Stated exercise:
Pull out all lines from the listing below in which the word "content" appears.

Stored data:
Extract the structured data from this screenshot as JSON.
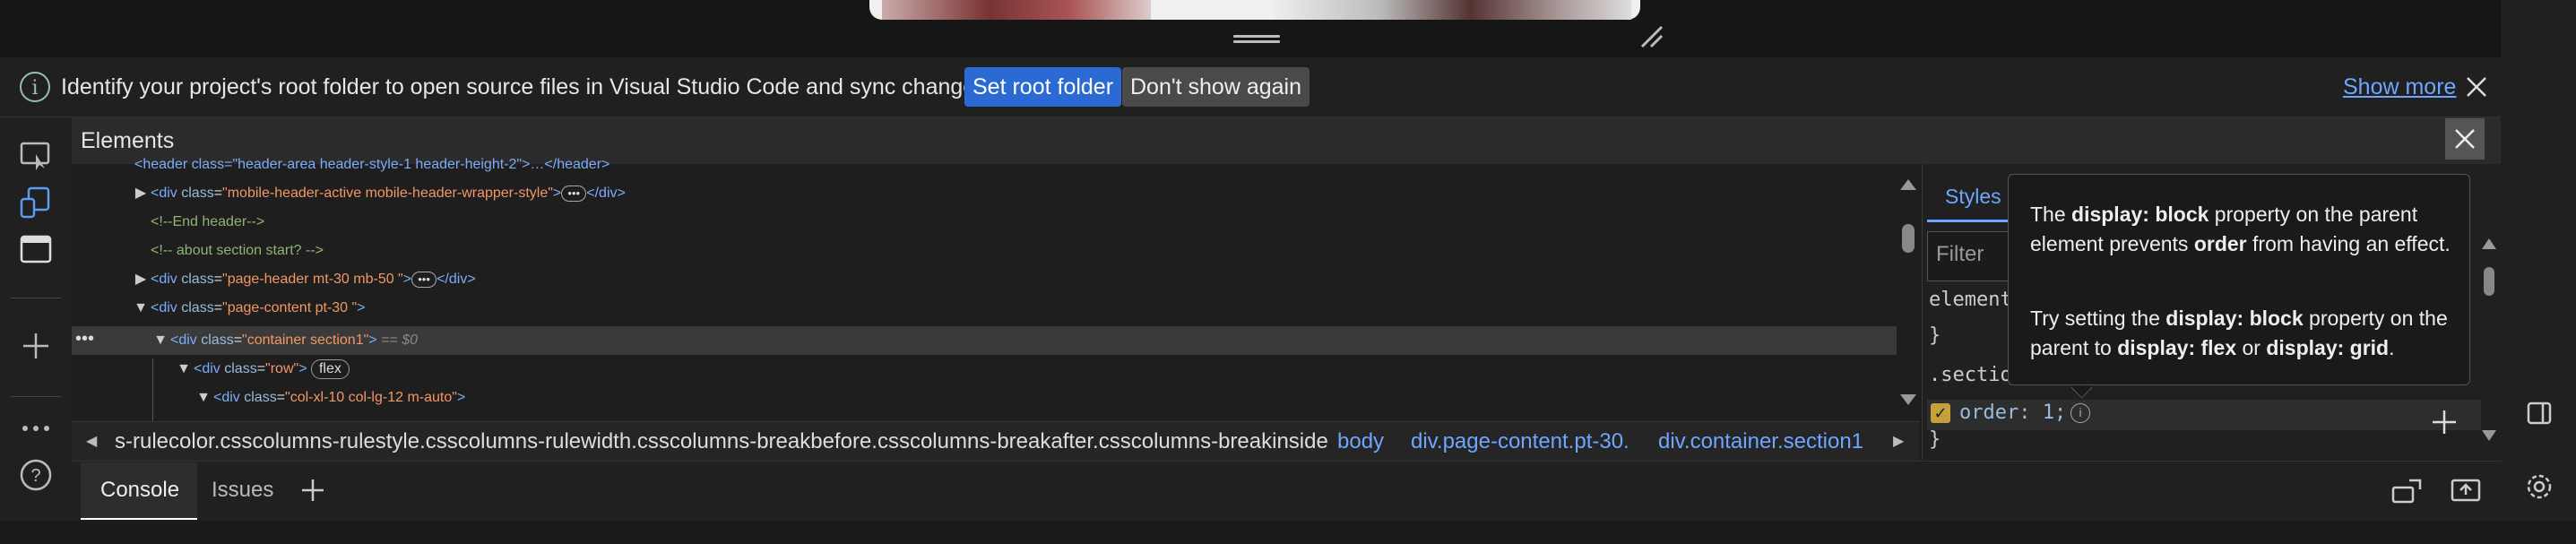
{
  "infobar": {
    "message": "Identify your project's root folder to open source files in Visual Studio Code and sync changes.",
    "set_root_label": "Set root folder",
    "dont_show_label": "Don't show again",
    "show_more_label": "Show more"
  },
  "panel": {
    "title": "Elements"
  },
  "dom": {
    "partial_top": "<header class=\"header-area header-style-1 header-height-2\">…</header>",
    "lines": [
      {
        "tag_open": "<div ",
        "attr": "class",
        "eq": "=",
        "val": "\"mobile-header-active mobile-header-wrapper-style\"",
        "tail": "</div>"
      },
      {
        "comment": "<!--End header-->"
      },
      {
        "comment": "<!-- about section start? -->"
      },
      {
        "tag_open": "<div ",
        "attr": "class",
        "eq": "=",
        "val": "\"page-header mt-30 mb-50 \"",
        "tail": "</div>"
      },
      {
        "tag_open": "<div ",
        "attr": "class",
        "eq": "=",
        "val": "\"page-content pt-30 \"",
        "tail": ">"
      },
      {
        "tag_open": "<div ",
        "attr": "class",
        "eq": "=",
        "val": "\"container section1\"",
        "tail": ">",
        "selected_marker": "== $0"
      },
      {
        "tag_open": "<div ",
        "attr": "class",
        "eq": "=",
        "val": "\"row\"",
        "tail": ">",
        "badge": "flex"
      },
      {
        "tag_open": "<div ",
        "attr": "class",
        "eq": "=",
        "val": "\"col-xl-10 col-lg-12 m-auto\"",
        "tail": ">"
      }
    ]
  },
  "breadcrumbs": [
    "s-rulecolor.csscolumns-rulestyle.csscolumns-rulewidth.csscolumns-breakbefore.csscolumns-breakafter.csscolumns-breakinside",
    "body",
    "div.page-content.pt-30.",
    "div.container.section1"
  ],
  "styles": {
    "tab_label": "Styles",
    "filter_placeholder": "Filter",
    "element_style": "element",
    "brace_close": "}",
    "selector": ".sectio",
    "declaration": "order: 1;"
  },
  "tooltip": {
    "p1_a": "The ",
    "p1_b": "display: block",
    "p1_c": " property on the parent element prevents ",
    "p1_d": "order",
    "p1_e": " from having an effect.",
    "p2_a": "Try setting the ",
    "p2_b": "display: block",
    "p2_c": " property on the parent to ",
    "p2_d": "display: flex",
    "p2_e": " or ",
    "p2_f": "display: grid",
    "p2_g": "."
  },
  "drawer": {
    "console_label": "Console",
    "issues_label": "Issues"
  },
  "colors": {
    "accent": "#2a6ad2",
    "link": "#6ea6ff"
  }
}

Result of the exercise:
        "val": "\"page-content pt-30 \"",
    "div.page-content.pt-30.",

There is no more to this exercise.